[SOURCE DATA start]

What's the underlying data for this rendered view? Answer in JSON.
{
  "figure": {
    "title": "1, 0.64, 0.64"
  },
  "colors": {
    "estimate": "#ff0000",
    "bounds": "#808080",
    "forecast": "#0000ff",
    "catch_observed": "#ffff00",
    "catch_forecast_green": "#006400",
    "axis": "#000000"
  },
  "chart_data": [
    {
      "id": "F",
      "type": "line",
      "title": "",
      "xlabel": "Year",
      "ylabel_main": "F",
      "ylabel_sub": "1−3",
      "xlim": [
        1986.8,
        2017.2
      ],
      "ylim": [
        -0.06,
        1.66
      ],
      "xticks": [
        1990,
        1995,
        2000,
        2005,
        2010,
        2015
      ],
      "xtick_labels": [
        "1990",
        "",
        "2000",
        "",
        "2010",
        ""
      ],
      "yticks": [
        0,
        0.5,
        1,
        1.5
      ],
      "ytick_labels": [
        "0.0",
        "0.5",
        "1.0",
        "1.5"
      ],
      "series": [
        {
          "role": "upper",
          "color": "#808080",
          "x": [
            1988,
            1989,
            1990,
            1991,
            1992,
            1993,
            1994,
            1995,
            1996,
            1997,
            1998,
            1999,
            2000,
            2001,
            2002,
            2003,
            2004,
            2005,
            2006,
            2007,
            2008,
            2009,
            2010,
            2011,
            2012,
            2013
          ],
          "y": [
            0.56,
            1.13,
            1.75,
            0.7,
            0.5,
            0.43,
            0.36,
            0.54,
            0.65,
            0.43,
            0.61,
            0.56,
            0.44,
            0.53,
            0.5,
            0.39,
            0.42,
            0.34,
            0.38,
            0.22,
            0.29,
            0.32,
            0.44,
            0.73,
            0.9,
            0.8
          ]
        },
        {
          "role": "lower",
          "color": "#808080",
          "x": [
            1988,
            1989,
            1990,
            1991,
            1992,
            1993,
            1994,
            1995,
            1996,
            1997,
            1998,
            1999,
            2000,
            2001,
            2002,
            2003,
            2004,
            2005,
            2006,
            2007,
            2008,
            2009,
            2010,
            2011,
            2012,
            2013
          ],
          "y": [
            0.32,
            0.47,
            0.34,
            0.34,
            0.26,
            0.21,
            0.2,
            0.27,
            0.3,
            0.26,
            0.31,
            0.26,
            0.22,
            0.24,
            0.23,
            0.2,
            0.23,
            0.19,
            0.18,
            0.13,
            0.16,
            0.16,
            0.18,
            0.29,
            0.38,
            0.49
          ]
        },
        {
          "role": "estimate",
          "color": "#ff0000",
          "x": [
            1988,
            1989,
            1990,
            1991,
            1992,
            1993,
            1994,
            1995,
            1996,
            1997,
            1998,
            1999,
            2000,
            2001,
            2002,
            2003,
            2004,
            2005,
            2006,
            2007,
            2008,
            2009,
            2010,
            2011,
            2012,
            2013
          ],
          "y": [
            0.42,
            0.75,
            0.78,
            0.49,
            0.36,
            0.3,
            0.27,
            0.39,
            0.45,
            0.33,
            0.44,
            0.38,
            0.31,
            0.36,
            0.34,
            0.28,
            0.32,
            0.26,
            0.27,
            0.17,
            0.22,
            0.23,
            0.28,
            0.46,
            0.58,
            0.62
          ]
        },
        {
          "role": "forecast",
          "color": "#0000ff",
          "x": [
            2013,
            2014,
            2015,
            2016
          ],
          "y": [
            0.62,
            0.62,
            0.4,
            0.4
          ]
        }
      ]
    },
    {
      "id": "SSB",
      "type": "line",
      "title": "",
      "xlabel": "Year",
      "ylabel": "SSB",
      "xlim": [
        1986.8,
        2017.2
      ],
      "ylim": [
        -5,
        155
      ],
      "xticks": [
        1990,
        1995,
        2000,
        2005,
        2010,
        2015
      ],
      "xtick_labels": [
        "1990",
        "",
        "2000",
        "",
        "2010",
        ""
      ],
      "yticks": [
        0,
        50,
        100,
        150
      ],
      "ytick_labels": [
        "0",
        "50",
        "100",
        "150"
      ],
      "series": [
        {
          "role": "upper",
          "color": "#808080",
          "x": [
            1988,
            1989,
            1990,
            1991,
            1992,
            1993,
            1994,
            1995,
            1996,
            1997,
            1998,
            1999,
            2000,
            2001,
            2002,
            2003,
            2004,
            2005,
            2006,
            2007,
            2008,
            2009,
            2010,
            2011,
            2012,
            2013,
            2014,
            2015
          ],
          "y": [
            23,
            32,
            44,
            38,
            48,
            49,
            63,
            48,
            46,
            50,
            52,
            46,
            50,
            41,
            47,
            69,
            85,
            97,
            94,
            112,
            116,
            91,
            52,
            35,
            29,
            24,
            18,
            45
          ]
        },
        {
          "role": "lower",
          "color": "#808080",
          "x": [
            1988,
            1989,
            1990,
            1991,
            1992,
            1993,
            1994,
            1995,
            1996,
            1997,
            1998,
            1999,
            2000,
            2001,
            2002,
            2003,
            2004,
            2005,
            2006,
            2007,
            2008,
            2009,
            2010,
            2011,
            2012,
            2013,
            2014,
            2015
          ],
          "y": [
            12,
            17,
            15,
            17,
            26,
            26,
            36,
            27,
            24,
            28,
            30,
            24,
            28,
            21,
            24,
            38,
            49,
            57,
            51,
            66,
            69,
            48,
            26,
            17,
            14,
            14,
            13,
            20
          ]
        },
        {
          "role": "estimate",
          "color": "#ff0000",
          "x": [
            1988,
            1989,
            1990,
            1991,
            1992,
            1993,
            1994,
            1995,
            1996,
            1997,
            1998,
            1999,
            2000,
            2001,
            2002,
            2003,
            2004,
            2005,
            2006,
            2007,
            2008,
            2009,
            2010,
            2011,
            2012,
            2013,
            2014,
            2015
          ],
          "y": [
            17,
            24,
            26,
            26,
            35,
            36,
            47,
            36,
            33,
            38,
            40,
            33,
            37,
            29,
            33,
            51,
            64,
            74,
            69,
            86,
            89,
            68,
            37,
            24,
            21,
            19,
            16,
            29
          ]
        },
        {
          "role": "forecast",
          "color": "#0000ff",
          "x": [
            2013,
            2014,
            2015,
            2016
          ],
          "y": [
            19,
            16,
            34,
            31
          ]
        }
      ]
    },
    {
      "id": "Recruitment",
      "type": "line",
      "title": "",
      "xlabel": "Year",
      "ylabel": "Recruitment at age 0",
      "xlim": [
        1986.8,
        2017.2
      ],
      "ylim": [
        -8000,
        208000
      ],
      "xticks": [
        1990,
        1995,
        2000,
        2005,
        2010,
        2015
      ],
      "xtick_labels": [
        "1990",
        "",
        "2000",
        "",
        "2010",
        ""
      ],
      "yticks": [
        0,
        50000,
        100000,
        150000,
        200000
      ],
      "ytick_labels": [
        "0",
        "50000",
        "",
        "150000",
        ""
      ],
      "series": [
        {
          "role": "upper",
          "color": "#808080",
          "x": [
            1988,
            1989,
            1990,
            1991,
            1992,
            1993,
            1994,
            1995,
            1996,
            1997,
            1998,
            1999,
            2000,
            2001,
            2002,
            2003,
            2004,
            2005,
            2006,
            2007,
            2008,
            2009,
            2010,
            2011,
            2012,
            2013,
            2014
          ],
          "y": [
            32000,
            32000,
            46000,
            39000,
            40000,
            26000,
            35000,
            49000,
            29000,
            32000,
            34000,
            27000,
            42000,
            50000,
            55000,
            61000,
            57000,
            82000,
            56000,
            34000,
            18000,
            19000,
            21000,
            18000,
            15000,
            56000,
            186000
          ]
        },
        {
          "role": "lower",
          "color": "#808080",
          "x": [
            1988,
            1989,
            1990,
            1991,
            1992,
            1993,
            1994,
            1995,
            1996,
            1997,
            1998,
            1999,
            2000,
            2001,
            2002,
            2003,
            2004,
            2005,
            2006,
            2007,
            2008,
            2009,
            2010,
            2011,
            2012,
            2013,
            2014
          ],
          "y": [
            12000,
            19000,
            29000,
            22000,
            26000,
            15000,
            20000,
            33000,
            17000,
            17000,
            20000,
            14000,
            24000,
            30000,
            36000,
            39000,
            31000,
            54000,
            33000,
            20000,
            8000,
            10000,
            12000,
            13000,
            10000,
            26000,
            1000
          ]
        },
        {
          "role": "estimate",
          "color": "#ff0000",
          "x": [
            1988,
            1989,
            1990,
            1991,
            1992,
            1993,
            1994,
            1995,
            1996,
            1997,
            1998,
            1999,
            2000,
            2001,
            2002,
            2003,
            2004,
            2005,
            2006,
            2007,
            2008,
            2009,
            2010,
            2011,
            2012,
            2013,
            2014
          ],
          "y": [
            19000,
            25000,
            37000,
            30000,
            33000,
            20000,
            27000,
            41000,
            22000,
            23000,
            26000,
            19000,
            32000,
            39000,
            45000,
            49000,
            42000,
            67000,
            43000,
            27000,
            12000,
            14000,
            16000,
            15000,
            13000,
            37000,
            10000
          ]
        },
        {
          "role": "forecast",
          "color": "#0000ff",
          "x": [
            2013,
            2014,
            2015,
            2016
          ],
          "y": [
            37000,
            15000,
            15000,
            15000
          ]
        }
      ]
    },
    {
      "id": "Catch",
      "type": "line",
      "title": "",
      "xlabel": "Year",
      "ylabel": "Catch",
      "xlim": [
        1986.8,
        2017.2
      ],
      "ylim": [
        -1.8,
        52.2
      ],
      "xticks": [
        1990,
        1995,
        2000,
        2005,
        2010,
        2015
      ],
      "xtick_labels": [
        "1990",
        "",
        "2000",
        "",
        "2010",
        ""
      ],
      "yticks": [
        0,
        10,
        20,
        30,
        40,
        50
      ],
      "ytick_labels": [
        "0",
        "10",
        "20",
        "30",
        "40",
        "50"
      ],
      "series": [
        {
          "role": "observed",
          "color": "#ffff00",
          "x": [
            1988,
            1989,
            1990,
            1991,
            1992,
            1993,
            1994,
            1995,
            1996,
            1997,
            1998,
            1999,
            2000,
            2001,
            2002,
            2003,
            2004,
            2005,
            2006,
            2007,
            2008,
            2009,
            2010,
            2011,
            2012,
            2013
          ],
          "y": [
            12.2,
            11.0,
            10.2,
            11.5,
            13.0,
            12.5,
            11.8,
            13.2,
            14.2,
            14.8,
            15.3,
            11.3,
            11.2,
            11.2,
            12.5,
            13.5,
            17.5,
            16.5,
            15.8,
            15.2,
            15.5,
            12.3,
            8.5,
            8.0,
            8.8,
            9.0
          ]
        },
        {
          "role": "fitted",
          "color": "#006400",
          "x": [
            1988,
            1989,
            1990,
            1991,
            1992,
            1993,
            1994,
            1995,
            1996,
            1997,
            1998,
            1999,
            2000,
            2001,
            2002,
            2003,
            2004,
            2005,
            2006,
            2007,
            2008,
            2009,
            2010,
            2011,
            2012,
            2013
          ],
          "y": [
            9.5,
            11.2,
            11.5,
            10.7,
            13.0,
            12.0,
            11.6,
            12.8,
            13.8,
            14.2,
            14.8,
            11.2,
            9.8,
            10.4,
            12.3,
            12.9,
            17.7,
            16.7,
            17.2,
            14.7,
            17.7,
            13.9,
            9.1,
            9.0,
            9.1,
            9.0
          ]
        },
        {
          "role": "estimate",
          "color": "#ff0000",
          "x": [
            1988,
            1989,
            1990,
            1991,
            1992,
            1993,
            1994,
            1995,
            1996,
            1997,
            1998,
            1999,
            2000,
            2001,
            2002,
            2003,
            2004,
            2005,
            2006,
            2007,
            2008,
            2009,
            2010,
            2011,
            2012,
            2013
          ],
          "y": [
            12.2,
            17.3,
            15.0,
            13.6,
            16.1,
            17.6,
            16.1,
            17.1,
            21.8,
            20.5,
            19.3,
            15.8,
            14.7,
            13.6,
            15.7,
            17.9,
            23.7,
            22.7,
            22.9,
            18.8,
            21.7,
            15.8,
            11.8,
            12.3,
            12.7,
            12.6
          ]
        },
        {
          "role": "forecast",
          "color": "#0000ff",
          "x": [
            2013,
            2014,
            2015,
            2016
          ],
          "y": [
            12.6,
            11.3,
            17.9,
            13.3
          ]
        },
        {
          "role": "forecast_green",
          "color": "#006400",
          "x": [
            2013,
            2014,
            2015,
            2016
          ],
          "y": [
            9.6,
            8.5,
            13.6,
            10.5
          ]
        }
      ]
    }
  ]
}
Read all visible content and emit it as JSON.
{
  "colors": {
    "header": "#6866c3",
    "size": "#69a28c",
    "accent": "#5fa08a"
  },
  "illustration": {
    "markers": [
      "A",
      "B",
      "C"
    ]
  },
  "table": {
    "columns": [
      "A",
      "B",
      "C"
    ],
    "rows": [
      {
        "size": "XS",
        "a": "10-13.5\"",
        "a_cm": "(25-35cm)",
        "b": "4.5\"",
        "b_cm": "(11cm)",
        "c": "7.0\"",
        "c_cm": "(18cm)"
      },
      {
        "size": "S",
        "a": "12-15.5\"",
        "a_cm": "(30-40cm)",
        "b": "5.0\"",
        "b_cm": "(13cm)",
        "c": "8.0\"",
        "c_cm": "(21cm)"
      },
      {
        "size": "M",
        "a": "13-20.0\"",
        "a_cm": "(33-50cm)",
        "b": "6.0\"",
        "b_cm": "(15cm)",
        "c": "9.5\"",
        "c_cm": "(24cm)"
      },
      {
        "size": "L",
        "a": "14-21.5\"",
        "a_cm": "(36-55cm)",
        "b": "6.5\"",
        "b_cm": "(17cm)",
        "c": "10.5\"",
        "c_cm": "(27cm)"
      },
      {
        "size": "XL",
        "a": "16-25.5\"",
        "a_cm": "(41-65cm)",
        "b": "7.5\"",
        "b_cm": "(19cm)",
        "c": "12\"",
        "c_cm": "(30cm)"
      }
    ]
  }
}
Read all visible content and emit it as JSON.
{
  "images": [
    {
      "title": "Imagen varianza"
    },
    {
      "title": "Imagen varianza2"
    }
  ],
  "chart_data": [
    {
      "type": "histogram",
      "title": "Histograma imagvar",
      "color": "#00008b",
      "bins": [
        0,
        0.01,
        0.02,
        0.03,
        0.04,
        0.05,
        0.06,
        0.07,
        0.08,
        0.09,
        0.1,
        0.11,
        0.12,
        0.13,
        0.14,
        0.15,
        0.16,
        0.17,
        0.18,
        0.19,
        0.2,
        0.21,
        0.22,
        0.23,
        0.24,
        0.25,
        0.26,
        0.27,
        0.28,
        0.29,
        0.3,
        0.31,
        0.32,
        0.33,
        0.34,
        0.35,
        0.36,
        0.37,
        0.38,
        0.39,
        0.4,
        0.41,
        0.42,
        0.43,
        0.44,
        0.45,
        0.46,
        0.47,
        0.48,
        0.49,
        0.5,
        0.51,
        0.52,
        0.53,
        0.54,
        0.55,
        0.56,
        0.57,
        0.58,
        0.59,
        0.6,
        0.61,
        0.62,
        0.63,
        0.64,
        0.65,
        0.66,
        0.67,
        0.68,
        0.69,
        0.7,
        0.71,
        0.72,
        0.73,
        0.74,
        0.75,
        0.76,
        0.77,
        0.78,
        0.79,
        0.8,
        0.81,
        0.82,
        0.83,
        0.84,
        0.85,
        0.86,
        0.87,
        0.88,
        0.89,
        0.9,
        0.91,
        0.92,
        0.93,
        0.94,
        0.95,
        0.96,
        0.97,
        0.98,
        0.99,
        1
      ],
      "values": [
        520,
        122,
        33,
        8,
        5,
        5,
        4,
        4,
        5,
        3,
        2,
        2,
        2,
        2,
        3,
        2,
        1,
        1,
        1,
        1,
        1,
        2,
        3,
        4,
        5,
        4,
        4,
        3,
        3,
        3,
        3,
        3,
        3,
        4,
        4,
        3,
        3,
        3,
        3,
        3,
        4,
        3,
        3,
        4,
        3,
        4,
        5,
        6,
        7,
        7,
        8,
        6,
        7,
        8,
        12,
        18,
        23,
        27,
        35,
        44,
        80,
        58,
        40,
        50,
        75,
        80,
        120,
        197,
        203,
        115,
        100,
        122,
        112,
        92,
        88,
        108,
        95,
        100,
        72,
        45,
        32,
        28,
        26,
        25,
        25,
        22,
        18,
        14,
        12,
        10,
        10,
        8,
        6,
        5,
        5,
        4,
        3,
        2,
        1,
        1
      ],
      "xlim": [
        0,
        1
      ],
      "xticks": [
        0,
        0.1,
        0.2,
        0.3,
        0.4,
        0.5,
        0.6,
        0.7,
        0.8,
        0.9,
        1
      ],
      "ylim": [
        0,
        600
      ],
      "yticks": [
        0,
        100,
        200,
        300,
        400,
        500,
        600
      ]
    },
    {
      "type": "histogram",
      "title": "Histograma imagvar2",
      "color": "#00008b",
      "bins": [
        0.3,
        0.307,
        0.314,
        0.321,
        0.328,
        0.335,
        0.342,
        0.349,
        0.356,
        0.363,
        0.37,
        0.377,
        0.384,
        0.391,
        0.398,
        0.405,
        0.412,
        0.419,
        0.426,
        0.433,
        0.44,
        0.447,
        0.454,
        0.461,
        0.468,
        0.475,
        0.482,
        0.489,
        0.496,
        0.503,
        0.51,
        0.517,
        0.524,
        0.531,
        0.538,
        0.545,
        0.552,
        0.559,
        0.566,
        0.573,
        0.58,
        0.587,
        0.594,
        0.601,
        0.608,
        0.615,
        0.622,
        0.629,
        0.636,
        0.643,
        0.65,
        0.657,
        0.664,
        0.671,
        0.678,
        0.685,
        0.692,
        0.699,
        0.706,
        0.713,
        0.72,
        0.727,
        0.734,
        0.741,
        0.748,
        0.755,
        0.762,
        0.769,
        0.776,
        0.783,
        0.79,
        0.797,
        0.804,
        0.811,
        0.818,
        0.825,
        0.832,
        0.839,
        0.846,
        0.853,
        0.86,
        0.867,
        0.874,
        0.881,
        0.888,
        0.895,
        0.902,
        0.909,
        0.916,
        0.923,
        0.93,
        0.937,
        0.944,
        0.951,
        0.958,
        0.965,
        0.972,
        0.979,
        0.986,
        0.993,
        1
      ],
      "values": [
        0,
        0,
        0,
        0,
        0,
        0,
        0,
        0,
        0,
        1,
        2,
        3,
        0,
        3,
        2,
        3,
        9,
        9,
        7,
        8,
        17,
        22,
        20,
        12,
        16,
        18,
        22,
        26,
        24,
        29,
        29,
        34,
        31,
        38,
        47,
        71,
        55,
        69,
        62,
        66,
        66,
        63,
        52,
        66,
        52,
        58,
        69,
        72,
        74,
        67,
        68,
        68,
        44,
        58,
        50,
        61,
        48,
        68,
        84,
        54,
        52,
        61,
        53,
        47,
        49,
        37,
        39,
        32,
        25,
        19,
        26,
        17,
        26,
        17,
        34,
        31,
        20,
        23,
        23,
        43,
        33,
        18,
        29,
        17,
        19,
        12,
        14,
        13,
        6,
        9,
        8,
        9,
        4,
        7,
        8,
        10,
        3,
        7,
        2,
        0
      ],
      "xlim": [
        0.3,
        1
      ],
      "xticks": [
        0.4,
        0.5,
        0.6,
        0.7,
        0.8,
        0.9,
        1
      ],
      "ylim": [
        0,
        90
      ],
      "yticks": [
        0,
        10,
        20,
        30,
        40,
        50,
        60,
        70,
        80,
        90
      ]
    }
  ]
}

[SOURCE DATA end]

▶ [PROBLEM TO WORK ON]: Every line that holds the word "Recruitment" should be extracted.

▶ [COMPLETE OUTPUT]:
      "id": "Recruitment",
      "ylabel": "Recruitment at age 0",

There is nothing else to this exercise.